═════ Source records

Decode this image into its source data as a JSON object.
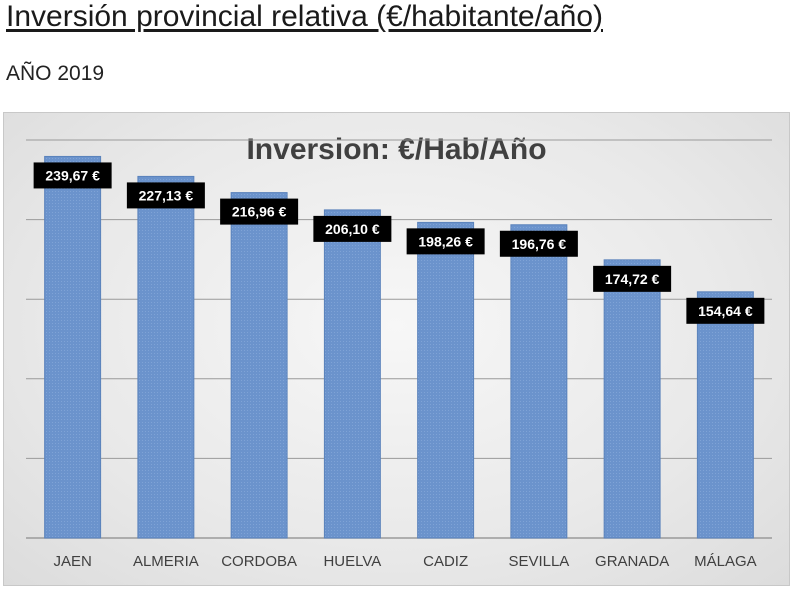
{
  "page": {
    "heading": "Inversión provincial relativa (€/habitante/año)",
    "subheading": "AÑO 2019"
  },
  "colors": {
    "bar": "#6b93cc",
    "bar_stroke": "#5a82bb",
    "label_bg": "#000000",
    "label_text": "#ffffff",
    "gridline": "#9a9a9a",
    "category_text": "#404040"
  },
  "chart_data": {
    "type": "bar",
    "title": "Inversion: €/Hab/Año",
    "xlabel": "",
    "ylabel": "",
    "categories": [
      "JAEN",
      "ALMERIA",
      "CORDOBA",
      "HUELVA",
      "CADIZ",
      "SEVILLA",
      "GRANADA",
      "MÁLAGA"
    ],
    "values": [
      239.67,
      227.13,
      216.96,
      206.1,
      198.26,
      196.76,
      174.72,
      154.64
    ],
    "value_labels": [
      "239,67 €",
      "227,13 €",
      "216,96 €",
      "206,10 €",
      "198,26 €",
      "196,76 €",
      "174,72 €",
      "154,64 €"
    ],
    "ylim": [
      0,
      250
    ],
    "ytick_step": 50,
    "y_tick_labels_shown": false,
    "grid": true,
    "legend": "none"
  }
}
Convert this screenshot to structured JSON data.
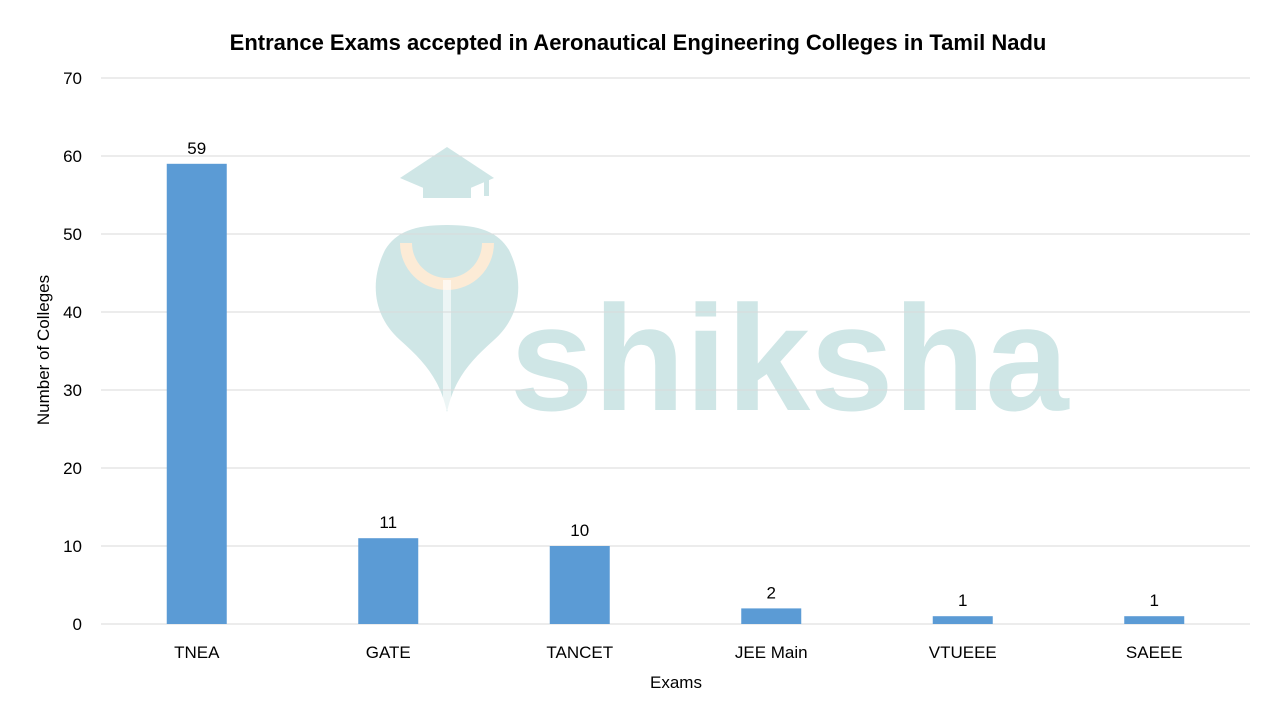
{
  "chart_data": {
    "type": "bar",
    "title": "Entrance Exams accepted in Aeronautical Engineering Colleges in Tamil Nadu",
    "xlabel": "Exams",
    "ylabel": "Number of Colleges",
    "categories": [
      "TNEA",
      "GATE",
      "TANCET",
      "JEE Main",
      "VTUEEE",
      "SAEEE"
    ],
    "values": [
      59,
      11,
      10,
      2,
      1,
      1
    ],
    "ylim": [
      0,
      70
    ],
    "yticks": [
      0,
      10,
      20,
      30,
      40,
      50,
      60,
      70
    ],
    "grid": true,
    "data_labels": true,
    "bar_color": "#5b9bd5",
    "legend": "none"
  },
  "watermark": {
    "text": "shiksha",
    "color": "#cfe6e6",
    "accent_color": "#fcebd6"
  }
}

══════════

Goal:
Extract, from the material above, each line holding the word "Colleges".

Exercise solution:
    "title": "Entrance Exams accepted in Aeronautical Engineering Colleges in Tamil Nadu",
    "ylabel": "Number of Colleges",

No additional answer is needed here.